> _ENTRIES PROVIDED_:
━━━━━━━━━━━━━━━━━━━━

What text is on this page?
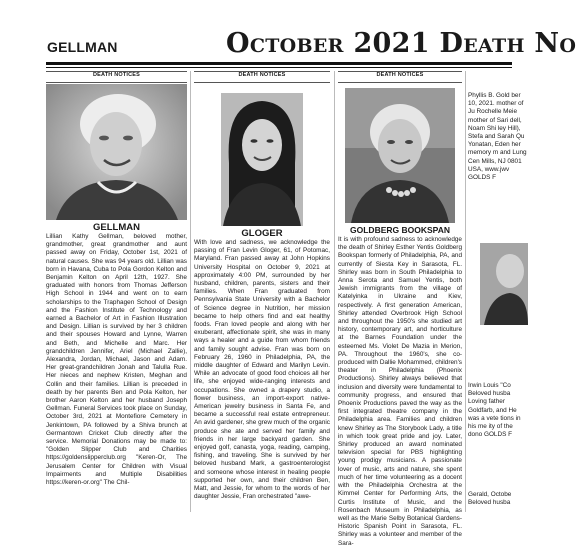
GELLMAN	October 2021 Death No
DEATH NOTICES
GELLMAN

Lillian Kathy Gellman, beloved mother, grandmother, great grandmother and aunt passed away on Friday, October 1st, 2021 of natural causes. She was 94 years old. Lillian was born in Havana, Cuba to Pola Gordon Kelton and Benjamin Kelton on April 12th, 1927. She graduated with honors from Thomas Jefferson High School in 1944 and went on to earn scholarships to the Traphagen School of Design and the Fashion Institute of Technology and earned a Bachelor of Art in Fashion Illustration and Design. Lillian is survived by her 3 children and their spouses Howard and Lynne, Warren and Beth, and Michelle and Marc. Her grandchildren Jennifer, Ariel (Michael Zallie), Alexandra, Jordan, Michael, Jason and Adam. Her great-grandchildren Jonah and Talulla Rue. Her nieces and nephew Kristen, Meghan and Collin and their families. Lillian is preceded in death by her parents Ben and Pola Kelton, her brother Aaron Kelton and her husband Joseph Gellman. Funeral Services took place on Sunday, October 3rd, 2021 at Montefiore Cemetery in Jenkintown, PA followed by a Shiva brunch at Germantown Cricket Club directly after the service. Memorial Donations may be made to: "Golden Slipper Club and Charities https://goldenslipperclub.org "Keren-Or, The Jerusalem Center for Children with Visual Impairments and Multiple Disabilities https://keren-or.org" The Chil-

DEATH NOTICES
GLOGER

With love and sadness, we acknowledge the passing of Fran Levin Gloger, 61, of Potomac, Maryland. Fran passed away at John Hopkins University Hospital on October 9, 2021 at approximately 4:00 PM, surrounded by her husband, children, parents, sisters and their families. When Fran graduated from Pennsylvania State University with a Bachelor of Science degree in Nutrition, her mission became to help others find and eat healthy foods. Fran loved people and along with her exuberant, affectionate spirit, she was in many ways a healer and a guide from whom friends and family sought advise. Fran was born on February 26, 1960 in Philadelphia, PA, the middle daughter of Edward and Marilyn Levin. While an advocate of good food choices all her life, she enjoyed wide-ranging interests and occupations. She owned a drapery studio, a flower business, an import-export native-American jewelry business in Santa Fe, and became a successful real estate entrepreneur. An avid gardener, she grew much of the organic produce she ate and served her family and friends in her large backyard garden. She enjoyed golf, canasta, yoga, reading, camping, fishing, and traveling. She is survived by her beloved husband Mark, a gastroenterologist and someone whose interest in healing people supported her own, and their children Ben, Matt, and Jessie, for whom to the words of her daughter Jessie, Fran orchestrated "awe-

DEATH NOTICES
GOLDBERG BOOKSPAN

It is with profound sadness to acknowledge the death of Shirley Esther Yentis Goldberg Bookspan formerly of Philadelphia, PA, and currently of Siesta Key in Sarasota, FL. Shirley was born in South Philadelphia to Anna Serota and Samuel Yentis, both Jewish immigrants from the village of Katelyinka in Ukraine and Kiev, respectively. A first generation American, Shirley attended Overbrook High School and throughout the 1950's she studied art history, contemporary art, and horticulture at the Barnes Foundation under the esteemed Ms. Violet De Mazia in Merion, PA. Throughout the 1960's, she co-produced with Dallie Mohammed, children's theater in Philadelphia (Phoenix Productions). Shirley always believed that inclusion and diversity were fundamental to community progress, and ensured that Phoenix Productions paved the way as the first integrated theatre company in the Philadelphia area. Families and children knew Shirley as The Storybook Lady, a title in which took great pride and joy. Later, Shirley produced an award nominated television special for PBS highlighting young prodigy musicians. A passionate lover of music, arts and nature, she spent much of her time volunteering as a docent with the Philadelphia Orchestra at the Kimmel Center for Performing Arts, the Curtis Institute of Music, and the Rosenbach Museum in Philadelphia, as well as the Marie Selby Botanical Gardens-Historic Spanish Point in Sarasota, FL. Shirley was a volunteer and member of the Sara-

Phyllis B. Gold ber 10, 2021. mother of Ju Rochelle Meie mother of Sari dell, Noam Shi ley Hill), Stefa and Sarah Qu Yonatan, Eden her memory m and Lung Cen Mills, NJ 0801 USA, www.jwv GOLDS F

Irwin Louis "Co Beloved husba Loving father Goldfarb, and He was a vete tions in his me ity of the dono GOLDS F

Gerald, Octobe Beloved husba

━━━━━━━━━━━━━━━━━━━━

> _WHAT THE TASK ASKS_: Count how many lines in the data contain the word "GOLDS", giving the number without comment.

> _RESPONSE BELOW_: 2